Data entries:
────────────────

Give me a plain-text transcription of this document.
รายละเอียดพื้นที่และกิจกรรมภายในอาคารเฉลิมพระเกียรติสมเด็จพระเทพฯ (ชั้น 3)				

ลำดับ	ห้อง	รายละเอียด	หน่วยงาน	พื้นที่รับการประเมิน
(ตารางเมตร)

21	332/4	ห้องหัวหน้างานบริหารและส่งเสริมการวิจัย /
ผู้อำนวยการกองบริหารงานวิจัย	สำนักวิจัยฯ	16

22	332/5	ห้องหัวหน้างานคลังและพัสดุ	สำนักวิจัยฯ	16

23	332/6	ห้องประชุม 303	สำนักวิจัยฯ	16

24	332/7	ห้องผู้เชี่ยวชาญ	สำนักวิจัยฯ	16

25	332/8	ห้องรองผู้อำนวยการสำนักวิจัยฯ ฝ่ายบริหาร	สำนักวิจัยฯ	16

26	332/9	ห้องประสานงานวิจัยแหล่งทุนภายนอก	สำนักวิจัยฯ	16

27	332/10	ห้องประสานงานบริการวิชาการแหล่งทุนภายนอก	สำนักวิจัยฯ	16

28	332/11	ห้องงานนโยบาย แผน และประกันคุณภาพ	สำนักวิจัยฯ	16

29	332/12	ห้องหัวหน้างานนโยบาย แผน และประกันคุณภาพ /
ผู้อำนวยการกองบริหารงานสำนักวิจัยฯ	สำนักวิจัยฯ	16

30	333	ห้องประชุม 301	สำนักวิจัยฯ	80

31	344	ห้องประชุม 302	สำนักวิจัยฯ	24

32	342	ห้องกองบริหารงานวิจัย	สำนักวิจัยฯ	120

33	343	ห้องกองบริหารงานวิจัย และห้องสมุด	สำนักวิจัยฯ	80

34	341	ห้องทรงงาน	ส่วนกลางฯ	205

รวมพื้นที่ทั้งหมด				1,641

────────────────

◆ Short problem
Write out the listing once more, matching it exactly.

◆ Result for this exercise
Give me a plain-text transcription of this document.
รายละเอียดพื้นที่และกิจกรรมภายในอาคารเฉลิมพระเกียรติสมเด็จพระเทพฯ (ชั้น 3)				

ลำดับ	ห้อง	รายละเอียด	หน่วยงาน	พื้นที่รับการประเมิน
(ตารางเมตร)

21	332/4	ห้องหัวหน้างานบริหารและส่งเสริมการวิจัย /
ผู้อำนวยการกองบริหารงานวิจัย	สำนักวิจัยฯ	16

22	332/5	ห้องหัวหน้างานคลังและพัสดุ	สำนักวิจัยฯ	16

23	332/6	ห้องประชุม 303	สำนักวิจัยฯ	16

24	332/7	ห้องผู้เชี่ยวชาญ	สำนักวิจัยฯ	16

25	332/8	ห้องรองผู้อำนวยการสำนักวิจัยฯ ฝ่ายบริหาร	สำนักวิจัยฯ	16

26	332/9	ห้องประสานงานวิจัยแหล่งทุนภายนอก	สำนักวิจัยฯ	16

27	332/10	ห้องประสานงานบริการวิชาการแหล่งทุนภายนอก	สำนักวิจัยฯ	16

28	332/11	ห้องงานนโยบาย แผน และประกันคุณภาพ	สำนักวิจัยฯ	16

29	332/12	ห้องหัวหน้างานนโยบาย แผน และประกันคุณภาพ /
ผู้อำนวยการกองบริหารงานสำนักวิจัยฯ	สำนักวิจัยฯ	16

30	333	ห้องประชุม 301	สำนักวิจัยฯ	80

31	344	ห้องประชุม 302	สำนักวิจัยฯ	24

32	342	ห้องกองบริหารงานวิจัย	สำนักวิจัยฯ	120

33	343	ห้องกองบริหารงานวิจัย และห้องสมุด	สำนักวิจัยฯ	80

34	341	ห้องทรงงาน	ส่วนกลางฯ	205

รวมพื้นที่ทั้งหมด				1,641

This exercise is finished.